▶ Written request
Your task is to write out the complete listing exactly as it is shown.

▶ Extracted information
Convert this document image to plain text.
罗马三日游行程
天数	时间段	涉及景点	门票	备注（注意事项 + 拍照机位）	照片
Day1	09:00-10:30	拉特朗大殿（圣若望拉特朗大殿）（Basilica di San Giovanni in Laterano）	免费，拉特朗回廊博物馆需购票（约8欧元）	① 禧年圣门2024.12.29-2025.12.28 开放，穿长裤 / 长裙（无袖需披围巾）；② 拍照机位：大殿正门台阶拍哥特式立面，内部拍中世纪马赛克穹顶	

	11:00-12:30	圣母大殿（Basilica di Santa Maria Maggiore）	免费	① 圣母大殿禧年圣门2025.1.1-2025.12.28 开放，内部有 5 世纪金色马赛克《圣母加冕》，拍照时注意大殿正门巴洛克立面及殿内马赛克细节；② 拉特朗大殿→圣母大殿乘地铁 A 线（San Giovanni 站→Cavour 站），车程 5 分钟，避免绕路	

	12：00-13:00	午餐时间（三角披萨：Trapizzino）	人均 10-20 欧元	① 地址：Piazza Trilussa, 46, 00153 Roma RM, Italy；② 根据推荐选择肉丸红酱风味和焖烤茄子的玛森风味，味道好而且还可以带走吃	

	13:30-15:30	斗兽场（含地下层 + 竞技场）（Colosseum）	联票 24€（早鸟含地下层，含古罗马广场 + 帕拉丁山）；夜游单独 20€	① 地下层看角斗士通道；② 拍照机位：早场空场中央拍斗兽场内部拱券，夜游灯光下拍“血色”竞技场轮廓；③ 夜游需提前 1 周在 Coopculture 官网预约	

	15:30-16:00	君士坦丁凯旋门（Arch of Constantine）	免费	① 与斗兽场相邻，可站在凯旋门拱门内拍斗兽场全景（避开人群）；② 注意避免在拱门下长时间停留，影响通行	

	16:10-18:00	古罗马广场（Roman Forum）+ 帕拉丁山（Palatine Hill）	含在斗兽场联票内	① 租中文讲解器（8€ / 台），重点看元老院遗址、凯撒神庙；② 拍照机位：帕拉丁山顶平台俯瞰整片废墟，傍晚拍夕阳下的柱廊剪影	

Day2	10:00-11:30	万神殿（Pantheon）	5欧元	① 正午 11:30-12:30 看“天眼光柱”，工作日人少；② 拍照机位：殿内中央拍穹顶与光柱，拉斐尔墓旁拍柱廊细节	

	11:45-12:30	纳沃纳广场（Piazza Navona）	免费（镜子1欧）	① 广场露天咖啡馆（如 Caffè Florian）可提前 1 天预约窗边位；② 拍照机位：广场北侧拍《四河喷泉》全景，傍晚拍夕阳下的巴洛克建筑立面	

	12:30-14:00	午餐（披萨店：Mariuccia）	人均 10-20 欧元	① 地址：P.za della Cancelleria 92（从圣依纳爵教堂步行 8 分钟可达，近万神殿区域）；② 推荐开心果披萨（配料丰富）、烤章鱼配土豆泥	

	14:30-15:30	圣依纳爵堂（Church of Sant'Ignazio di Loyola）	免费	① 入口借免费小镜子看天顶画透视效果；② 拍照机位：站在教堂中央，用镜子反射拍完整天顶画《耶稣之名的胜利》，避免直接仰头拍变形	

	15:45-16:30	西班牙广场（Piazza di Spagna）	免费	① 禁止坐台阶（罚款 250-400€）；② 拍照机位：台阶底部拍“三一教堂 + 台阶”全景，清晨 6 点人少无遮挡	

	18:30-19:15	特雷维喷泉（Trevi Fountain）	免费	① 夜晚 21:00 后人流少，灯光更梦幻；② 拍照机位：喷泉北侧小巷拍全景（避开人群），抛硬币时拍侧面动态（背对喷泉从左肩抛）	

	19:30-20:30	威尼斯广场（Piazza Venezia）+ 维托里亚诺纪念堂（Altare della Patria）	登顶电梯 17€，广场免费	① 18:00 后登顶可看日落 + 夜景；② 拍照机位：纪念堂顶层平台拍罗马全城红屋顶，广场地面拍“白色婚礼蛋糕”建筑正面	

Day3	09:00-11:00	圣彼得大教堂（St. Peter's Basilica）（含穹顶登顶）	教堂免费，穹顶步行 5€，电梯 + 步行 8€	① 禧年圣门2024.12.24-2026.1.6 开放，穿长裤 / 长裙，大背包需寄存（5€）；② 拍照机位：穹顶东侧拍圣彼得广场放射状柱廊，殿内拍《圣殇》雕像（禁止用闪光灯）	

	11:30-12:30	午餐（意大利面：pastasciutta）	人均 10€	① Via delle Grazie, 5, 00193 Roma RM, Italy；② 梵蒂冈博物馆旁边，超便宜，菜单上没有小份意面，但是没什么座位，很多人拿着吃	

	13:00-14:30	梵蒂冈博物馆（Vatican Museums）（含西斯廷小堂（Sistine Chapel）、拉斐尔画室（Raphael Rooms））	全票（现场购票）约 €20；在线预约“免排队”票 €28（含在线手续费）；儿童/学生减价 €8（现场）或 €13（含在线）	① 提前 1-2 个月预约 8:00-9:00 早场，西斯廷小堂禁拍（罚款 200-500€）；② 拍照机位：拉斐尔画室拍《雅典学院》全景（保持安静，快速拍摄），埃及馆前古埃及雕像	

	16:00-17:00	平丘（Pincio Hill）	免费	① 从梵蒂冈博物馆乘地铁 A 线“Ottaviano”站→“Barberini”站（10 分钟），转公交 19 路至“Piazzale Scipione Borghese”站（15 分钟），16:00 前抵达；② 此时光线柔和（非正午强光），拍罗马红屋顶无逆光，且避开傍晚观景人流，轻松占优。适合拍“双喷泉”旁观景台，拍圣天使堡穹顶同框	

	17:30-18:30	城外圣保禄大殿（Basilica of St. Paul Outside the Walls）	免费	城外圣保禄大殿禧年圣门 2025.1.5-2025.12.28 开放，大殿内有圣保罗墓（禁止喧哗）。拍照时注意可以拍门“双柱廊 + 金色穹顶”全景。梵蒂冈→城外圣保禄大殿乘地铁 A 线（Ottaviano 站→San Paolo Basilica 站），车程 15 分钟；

▶ Solution for this problem
Convert this document image to plain text.
罗马三日游行程
天数	时间段	涉及景点	门票	备注（注意事项 + 拍照机位）	照片
Day1	09:00-10:30	拉特朗大殿（圣若望拉特朗大殿）（Basilica di San Giovanni in Laterano）	免费，拉特朗回廊博物馆需购票（约8欧元）	① 禧年圣门2024.12.29-2025.12.28 开放，穿长裤 / 长裙（无袖需披围巾）；② 拍照机位：大殿正门台阶拍哥特式立面，内部拍中世纪马赛克穹顶	

	11:00-12:30	圣母大殿（Basilica di Santa Maria Maggiore）	免费	① 圣母大殿禧年圣门2025.1.1-2025.12.28 开放，内部有 5 世纪金色马赛克《圣母加冕》，拍照时注意大殿正门巴洛克立面及殿内马赛克细节；② 拉特朗大殿→圣母大殿乘地铁 A 线（San Giovanni 站→Cavour 站），车程 5 分钟，避免绕路	

	12：00-13:00	午餐时间（三角披萨：Trapizzino）	人均 10-20 欧元	① 地址：Piazza Trilussa, 46, 00153 Roma RM, Italy；② 根据推荐选择肉丸红酱风味和焖烤茄子的玛森风味，味道好而且还可以带走吃	

	13:30-15:30	斗兽场（含地下层 + 竞技场）（Colosseum）	联票 24€（早鸟含地下层，含古罗马广场 + 帕拉丁山）；夜游单独 20€	① 地下层看角斗士通道；② 拍照机位：早场空场中央拍斗兽场内部拱券，夜游灯光下拍“血色”竞技场轮廓；③ 夜游需提前 1 周在 Coopculture 官网预约	

	15:30-16:00	君士坦丁凯旋门（Arch of Constantine）	免费	① 与斗兽场相邻，可站在凯旋门拱门内拍斗兽场全景（避开人群）；② 注意避免在拱门下长时间停留，影响通行	

	16:10-18:00	古罗马广场（Roman Forum）+ 帕拉丁山（Palatine Hill）	含在斗兽场联票内	① 租中文讲解器（8€ / 台），重点看元老院遗址、凯撒神庙；② 拍照机位：帕拉丁山顶平台俯瞰整片废墟，傍晚拍夕阳下的柱廊剪影	

Day2	10:00-11:30	万神殿（Pantheon）	5欧元	① 正午 11:30-12:30 看“天眼光柱”，工作日人少；② 拍照机位：殿内中央拍穹顶与光柱，拉斐尔墓旁拍柱廊细节	

	11:45-12:30	纳沃纳广场（Piazza Navona）	免费（镜子1欧）	① 广场露天咖啡馆（如 Caffè Florian）可提前 1 天预约窗边位；② 拍照机位：广场北侧拍《四河喷泉》全景，傍晚拍夕阳下的巴洛克建筑立面	

	12:30-14:00	午餐（披萨店：Mariuccia）	人均 10-20 欧元	① 地址：P.za della Cancelleria 92（从圣依纳爵教堂步行 8 分钟可达，近万神殿区域）；② 推荐开心果披萨（配料丰富）、烤章鱼配土豆泥	

	14:30-15:30	圣依纳爵堂（Church of Sant'Ignazio di Loyola）	免费	① 入口借免费小镜子看天顶画透视效果；② 拍照机位：站在教堂中央，用镜子反射拍完整天顶画《耶稣之名的胜利》，避免直接仰头拍变形	

	15:45-16:30	西班牙广场（Piazza di Spagna）	免费	① 禁止坐台阶（罚款 250-400€）；② 拍照机位：台阶底部拍“三一教堂 + 台阶”全景，清晨 6 点人少无遮挡	

	18:30-19:15	特雷维喷泉（Trevi Fountain）	免费	① 夜晚 21:00 后人流少，灯光更梦幻；② 拍照机位：喷泉北侧小巷拍全景（避开人群），抛硬币时拍侧面动态（背对喷泉从左肩抛）	

	19:30-20:30	威尼斯广场（Piazza Venezia）+ 维托里亚诺纪念堂（Altare della Patria）	登顶电梯 17€，广场免费	① 18:00 后登顶可看日落 + 夜景；② 拍照机位：纪念堂顶层平台拍罗马全城红屋顶，广场地面拍“白色婚礼蛋糕”建筑正面	

Day3	09:00-11:00	圣彼得大教堂（St. Peter's Basilica）（含穹顶登顶）	教堂免费，穹顶步行 5€，电梯 + 步行 8€	① 禧年圣门2024.12.24-2026.1.6 开放，穿长裤 / 长裙，大背包需寄存（5€）；② 拍照机位：穹顶东侧拍圣彼得广场放射状柱廊，殿内拍《圣殇》雕像（禁止用闪光灯）	

	11:30-12:30	午餐（意大利面：pastasciutta）	人均 10€	① Via delle Grazie, 5, 00193 Roma RM, Italy；② 梵蒂冈博物馆旁边，超便宜，菜单上没有小份意面，但是没什么座位，很多人拿着吃	

	13:00-14:30	梵蒂冈博物馆（Vatican Museums）（含西斯廷小堂（Sistine Chapel）、拉斐尔画室（Raphael Rooms））	全票（现场购票）约 €20；在线预约“免排队”票 €28（含在线手续费）；儿童/学生减价 €8（现场）或 €13（含在线）	① 提前 1-2 个月预约 8:00-9:00 早场，西斯廷小堂禁拍（罚款 200-500€）；② 拍照机位：拉斐尔画室拍《雅典学院》全景（保持安静，快速拍摄），埃及馆前古埃及雕像	

	16:00-17:00	平丘（Pincio Hill）	免费	① 从梵蒂冈博物馆乘地铁 A 线“Ottaviano”站→“Barberini”站（10 分钟），转公交 19 路至“Piazzale Scipione Borghese”站（15 分钟），16:00 前抵达；② 此时光线柔和（非正午强光），拍罗马红屋顶无逆光，且避开傍晚观景人流，轻松占优。适合拍“双喷泉”旁观景台，拍圣天使堡穹顶同框	

	17:30-18:30	城外圣保禄大殿（Basilica of St. Paul Outside the Walls）	免费	城外圣保禄大殿禧年圣门 2025.1.5-2025.12.28 开放，大殿内有圣保罗墓（禁止喧哗）。拍照时注意可以拍门“双柱廊 + 金色穹顶”全景。梵蒂冈→城外圣保禄大殿乘地铁 A 线（Ottaviano 站→San Paolo Basilica 站），车程 15 分钟；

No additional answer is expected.